Happy Thanksgiving Day

A Day For A Feast

It’s Thanksgiving in the USA. A time for family and friends to gather for a Thanksgiving meal and to share in the abundance and generosity of life.

A Meal From The Past

Thanksgiving is a time of feasting – harkening back to 1621 when Native Americans and Pilgrims shared in a festival that celebrated a successful corn harvest.

Though turkey was consumed on that first Thanksgiving, much of what we have to eat today was not on the menu. Cranberry sauce would not have been there. The sugar sacks the Pilgrims brought with them were depleted by then and cooks didn’t start boiling cranberries with sugar until about 50 years later.

Potatoes, sweet or white, were not consumed at the time, but turnips might have made their way to the table. Without flour or butter, the settlers couldn’t make a pie crust and they hadn’t constructed an oven for baking yet. Cooking was done over an open fire or in hot ashes.

One item frequently off our Thanksgiving menu is seafood, but mussels were abundant in New England and it’s likely the colonists included them in their feast.

On The Menu

For Thanksgiving in the United States, the dinner table will be laden with pumpkin and pecan pies, green bean casserole with fried onions sprinkled over it, candied-yams casserole with toasted marshmallows on top, cranberry sauce and the ubiquitous roasted turkey.

Some Call It Stuffing, Some Call It Dressing

Seasoned bread cubes combined with celery, onions and carrot are part of the Thanksgiving menu.

Some like corn bread stuffing, while others prefer a plain bread stuffing. Some put the stuffing in the turkey, others prefer to bake it separately. Still others eschew the whole stuffing/dressing idea all together feeling that there are enough carbohydrates in the dinner rolls and mashed potatoes.

It’s called stuffing by most, but some call it dressing and others use both terms interchangeably. It can be argued that it’s called stuffing if it’s stuffed inside the turkey, and dressing if it’s baked in its own dish. But, these are only style points. It all goes with the turkey.

With Berries Or Without

Some like cranberry sauce smooth and jellied and others like it with berries. Cranberry sauce is there to cut the richness of the other main-meal foods. Some like their cranberry sauce straight out of the can to include the little ridges left from the can, others like it homemade.

Pie For Thanksgiving

Every family has its own variations on a theme – some prefer sweet potato pie over pumpkin pie. Some like to toss in an apple pie. Some choose not to debate it and include all three pies for dessert. Pecan pie is a favorite. Pies dominate over cakes for this holiday.

Time To Eat

Then, there’s a debate on how to eat it. Some ascribe to the notion that the food is best enjoyed by getting a bit of turkey, mashed potatoes, stuffing and cranberry sauce on your fork… all for just one mouthful. Others believe each bite should be consumed individually and thoroughly enjoyed.

**Your tasks**
1 > Name every kind of pie mentioned in the Thanksgiving piece.
2 > Rewrite the stretch of the Thanksgiving piece from "Though turkey was" through "in their feast.", swapping "mussels" for "oysters".
3 > According to the Thanksgiving piece, why was there no pie at the 1621 feast?

**Given entries**
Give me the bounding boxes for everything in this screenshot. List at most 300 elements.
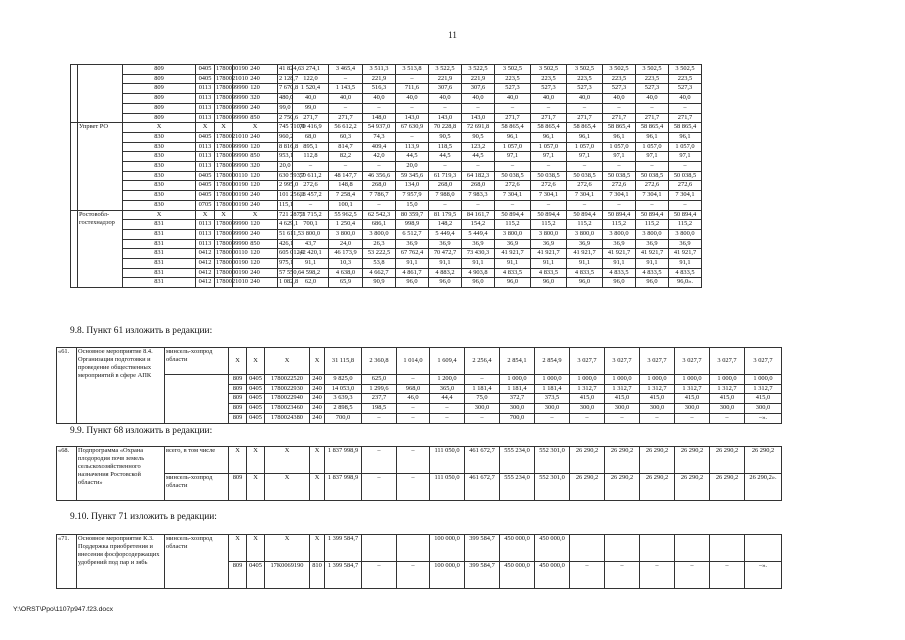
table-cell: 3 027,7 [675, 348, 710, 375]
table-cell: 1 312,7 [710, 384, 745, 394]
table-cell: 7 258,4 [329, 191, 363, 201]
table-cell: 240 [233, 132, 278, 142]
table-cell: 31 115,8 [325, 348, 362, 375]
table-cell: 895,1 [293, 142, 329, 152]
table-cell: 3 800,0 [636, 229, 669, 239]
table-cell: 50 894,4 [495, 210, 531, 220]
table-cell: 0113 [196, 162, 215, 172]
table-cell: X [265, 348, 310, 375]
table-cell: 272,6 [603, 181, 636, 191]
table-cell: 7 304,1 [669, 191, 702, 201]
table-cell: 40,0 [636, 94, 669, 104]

**Task-by-task outputs**
1 > Pumpkin pie, pecan pie, sweet potato pie, apple pie

2 >
Though turkey was consumed on that first Thanksgiving, much of what we have to eat today was not on the menu. Cranberry sauce would not have been there. The sugar sacks the Pilgrims brought with them were depleted by then and cooks didn’t start boiling cranberries with sugar until about 50 years later.

Potatoes, sweet or white, were not consumed at the time, but turnips might have made their way to the table. Without flour or butter, the settlers couldn’t make a pie crust and they hadn’t constructed an oven for baking yet. Cooking was done over an open fire or in hot ashes.

One item frequently off our Thanksgiving menu is seafood, but oysters were abundant in New England and it’s likely the colonists included them in their feast.

3 > The settlers had no flour or butter, so they couldn't make a pie crust. They also hadn't built an oven for baking yet. All cooking was done over an open fire or in hot ashes.